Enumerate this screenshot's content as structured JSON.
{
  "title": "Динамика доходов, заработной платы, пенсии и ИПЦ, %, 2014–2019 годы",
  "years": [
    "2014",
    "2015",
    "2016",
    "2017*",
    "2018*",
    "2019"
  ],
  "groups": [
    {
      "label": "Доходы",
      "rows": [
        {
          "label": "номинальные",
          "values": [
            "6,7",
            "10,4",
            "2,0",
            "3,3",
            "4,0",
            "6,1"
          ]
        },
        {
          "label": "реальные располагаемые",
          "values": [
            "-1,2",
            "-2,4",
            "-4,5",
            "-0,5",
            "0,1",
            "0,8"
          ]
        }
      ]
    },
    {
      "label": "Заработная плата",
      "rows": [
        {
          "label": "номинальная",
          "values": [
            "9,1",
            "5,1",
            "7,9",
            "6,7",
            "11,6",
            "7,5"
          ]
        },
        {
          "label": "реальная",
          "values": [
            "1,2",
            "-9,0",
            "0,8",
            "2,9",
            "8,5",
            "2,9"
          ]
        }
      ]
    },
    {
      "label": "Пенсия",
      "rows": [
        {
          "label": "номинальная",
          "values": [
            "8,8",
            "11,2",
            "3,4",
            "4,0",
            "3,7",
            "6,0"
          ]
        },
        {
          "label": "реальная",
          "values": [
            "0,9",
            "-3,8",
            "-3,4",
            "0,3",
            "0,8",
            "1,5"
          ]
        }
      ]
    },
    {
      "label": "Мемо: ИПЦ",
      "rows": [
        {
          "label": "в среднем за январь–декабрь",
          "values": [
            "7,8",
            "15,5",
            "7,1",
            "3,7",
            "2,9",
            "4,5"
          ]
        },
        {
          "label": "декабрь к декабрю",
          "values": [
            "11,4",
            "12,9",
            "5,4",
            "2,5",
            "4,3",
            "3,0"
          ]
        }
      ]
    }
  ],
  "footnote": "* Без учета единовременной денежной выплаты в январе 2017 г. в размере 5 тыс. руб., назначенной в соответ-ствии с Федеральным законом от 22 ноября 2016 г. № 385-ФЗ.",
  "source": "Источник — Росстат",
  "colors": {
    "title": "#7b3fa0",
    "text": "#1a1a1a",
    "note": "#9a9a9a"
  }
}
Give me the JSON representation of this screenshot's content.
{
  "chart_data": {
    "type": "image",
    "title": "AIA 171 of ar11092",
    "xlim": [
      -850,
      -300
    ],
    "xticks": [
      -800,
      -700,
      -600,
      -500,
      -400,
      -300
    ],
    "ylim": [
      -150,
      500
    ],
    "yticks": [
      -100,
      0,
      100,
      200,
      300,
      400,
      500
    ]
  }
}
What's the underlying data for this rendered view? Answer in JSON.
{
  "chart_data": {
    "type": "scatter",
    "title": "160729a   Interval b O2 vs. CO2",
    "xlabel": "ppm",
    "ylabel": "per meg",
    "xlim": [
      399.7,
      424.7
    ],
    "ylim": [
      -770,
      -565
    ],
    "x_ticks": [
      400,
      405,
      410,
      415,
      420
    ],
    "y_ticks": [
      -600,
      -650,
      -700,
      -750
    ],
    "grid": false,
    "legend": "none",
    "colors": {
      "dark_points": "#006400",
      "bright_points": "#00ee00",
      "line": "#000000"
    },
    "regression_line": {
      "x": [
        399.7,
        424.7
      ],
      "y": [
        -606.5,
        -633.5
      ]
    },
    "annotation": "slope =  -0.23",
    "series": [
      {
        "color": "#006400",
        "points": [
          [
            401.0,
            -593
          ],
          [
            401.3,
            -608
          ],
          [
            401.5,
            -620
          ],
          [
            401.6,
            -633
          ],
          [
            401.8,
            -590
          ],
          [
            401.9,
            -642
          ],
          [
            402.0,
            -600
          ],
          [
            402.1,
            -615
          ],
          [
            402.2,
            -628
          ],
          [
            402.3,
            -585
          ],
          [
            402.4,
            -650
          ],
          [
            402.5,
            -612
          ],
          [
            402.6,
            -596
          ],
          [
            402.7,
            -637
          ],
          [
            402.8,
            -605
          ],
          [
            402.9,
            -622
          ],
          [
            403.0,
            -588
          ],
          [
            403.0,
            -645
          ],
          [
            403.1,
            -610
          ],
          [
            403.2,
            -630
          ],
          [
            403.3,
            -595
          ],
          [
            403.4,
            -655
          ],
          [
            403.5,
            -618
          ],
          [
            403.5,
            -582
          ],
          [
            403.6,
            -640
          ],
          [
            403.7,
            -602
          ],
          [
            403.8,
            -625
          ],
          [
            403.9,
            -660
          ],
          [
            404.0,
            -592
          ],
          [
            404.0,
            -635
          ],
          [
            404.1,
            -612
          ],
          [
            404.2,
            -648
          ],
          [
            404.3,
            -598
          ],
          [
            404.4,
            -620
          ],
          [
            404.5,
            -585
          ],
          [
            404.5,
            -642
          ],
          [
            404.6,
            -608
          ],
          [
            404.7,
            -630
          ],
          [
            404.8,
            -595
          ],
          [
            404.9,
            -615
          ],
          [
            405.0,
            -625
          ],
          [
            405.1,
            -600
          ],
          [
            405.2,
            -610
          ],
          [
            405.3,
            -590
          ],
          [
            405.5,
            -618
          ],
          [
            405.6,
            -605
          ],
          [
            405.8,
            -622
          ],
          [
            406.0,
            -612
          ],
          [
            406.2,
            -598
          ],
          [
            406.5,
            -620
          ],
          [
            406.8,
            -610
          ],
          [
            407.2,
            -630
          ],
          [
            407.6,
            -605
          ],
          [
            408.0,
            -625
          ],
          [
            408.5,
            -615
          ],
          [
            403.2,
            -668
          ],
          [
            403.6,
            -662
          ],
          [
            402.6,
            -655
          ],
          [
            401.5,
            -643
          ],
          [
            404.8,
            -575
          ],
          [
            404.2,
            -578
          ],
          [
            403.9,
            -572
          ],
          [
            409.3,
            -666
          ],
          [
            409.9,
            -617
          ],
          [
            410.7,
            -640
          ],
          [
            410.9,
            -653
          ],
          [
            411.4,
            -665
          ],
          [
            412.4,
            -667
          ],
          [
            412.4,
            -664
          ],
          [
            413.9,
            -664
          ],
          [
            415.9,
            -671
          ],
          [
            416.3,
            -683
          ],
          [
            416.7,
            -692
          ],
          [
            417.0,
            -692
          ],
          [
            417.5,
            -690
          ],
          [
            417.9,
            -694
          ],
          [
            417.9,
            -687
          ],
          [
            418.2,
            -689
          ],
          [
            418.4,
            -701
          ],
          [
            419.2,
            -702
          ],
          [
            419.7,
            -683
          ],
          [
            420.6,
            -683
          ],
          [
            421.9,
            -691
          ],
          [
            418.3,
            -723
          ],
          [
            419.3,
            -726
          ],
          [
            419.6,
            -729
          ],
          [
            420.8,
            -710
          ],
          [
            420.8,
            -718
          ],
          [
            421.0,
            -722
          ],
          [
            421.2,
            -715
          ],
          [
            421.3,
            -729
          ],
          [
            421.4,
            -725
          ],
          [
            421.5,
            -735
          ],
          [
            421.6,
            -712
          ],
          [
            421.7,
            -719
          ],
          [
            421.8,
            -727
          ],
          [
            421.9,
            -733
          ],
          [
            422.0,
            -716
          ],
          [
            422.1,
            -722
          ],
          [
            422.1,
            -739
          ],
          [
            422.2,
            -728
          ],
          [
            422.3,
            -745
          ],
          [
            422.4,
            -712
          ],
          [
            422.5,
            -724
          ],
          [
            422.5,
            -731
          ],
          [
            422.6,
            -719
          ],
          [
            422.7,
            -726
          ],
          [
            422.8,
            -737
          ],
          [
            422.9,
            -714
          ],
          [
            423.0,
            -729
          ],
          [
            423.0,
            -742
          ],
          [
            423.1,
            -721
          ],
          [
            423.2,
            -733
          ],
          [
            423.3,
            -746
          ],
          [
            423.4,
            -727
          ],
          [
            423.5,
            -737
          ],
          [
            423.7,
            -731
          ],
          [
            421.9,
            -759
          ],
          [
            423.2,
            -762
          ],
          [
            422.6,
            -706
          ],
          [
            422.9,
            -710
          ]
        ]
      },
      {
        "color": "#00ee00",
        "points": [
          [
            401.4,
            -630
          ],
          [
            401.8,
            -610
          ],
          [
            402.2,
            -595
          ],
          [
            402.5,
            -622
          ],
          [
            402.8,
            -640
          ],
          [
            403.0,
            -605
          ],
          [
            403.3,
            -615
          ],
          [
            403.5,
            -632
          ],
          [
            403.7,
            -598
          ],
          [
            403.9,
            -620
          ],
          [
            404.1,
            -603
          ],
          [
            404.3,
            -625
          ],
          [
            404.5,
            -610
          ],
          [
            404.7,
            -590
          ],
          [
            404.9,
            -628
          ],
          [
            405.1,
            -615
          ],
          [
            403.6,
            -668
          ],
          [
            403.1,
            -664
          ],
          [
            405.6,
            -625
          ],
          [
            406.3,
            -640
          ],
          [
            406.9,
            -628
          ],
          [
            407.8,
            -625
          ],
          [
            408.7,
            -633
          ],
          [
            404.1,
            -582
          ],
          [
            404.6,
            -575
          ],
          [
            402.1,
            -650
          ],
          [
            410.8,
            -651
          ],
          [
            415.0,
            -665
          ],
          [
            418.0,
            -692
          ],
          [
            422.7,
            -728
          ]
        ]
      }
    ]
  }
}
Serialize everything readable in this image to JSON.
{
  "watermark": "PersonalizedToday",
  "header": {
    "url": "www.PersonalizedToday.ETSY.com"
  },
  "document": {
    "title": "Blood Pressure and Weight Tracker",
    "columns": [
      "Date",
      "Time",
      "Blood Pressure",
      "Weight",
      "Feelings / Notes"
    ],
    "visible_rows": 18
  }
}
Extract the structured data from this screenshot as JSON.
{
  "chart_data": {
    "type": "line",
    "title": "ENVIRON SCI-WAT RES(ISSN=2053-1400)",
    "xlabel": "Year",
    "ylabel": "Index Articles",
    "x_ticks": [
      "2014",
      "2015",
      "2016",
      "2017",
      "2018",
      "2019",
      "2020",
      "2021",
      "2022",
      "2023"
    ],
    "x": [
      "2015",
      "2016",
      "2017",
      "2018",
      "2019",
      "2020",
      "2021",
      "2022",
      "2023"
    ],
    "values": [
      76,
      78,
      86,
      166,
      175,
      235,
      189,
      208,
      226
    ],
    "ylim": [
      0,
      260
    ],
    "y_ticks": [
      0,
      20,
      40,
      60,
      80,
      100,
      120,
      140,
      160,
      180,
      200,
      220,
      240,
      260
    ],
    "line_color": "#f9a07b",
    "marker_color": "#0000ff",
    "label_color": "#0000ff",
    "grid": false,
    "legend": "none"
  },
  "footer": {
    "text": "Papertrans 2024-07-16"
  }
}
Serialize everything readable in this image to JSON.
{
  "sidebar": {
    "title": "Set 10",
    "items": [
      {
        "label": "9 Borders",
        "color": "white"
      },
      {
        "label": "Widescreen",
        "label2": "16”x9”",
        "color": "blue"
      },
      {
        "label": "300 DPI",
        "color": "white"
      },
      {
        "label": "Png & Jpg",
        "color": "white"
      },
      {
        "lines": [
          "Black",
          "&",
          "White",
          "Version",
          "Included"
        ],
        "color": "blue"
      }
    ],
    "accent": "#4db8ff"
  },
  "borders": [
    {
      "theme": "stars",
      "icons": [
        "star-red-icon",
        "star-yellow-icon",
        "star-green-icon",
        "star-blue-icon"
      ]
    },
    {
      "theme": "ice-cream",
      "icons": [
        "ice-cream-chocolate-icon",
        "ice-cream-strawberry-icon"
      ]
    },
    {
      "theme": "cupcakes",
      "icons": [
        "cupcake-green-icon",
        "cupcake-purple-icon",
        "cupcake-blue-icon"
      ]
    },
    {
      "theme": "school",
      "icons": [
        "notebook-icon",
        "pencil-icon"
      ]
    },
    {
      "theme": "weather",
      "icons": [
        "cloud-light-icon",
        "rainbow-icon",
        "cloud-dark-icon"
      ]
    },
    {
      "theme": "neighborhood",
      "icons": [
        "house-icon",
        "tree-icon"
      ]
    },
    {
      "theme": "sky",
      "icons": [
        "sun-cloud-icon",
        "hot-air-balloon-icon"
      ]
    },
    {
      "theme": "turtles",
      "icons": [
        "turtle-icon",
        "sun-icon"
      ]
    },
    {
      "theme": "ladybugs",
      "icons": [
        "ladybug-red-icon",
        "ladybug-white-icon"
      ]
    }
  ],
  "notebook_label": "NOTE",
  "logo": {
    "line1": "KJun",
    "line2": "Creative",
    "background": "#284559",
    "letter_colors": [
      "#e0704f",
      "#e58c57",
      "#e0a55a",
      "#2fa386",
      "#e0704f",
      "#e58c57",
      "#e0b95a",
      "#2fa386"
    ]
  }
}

----------------

### To do
Report how many lines of the listing hold the word "PersonalizedToday", with nothing but the number.

### Problem solution
2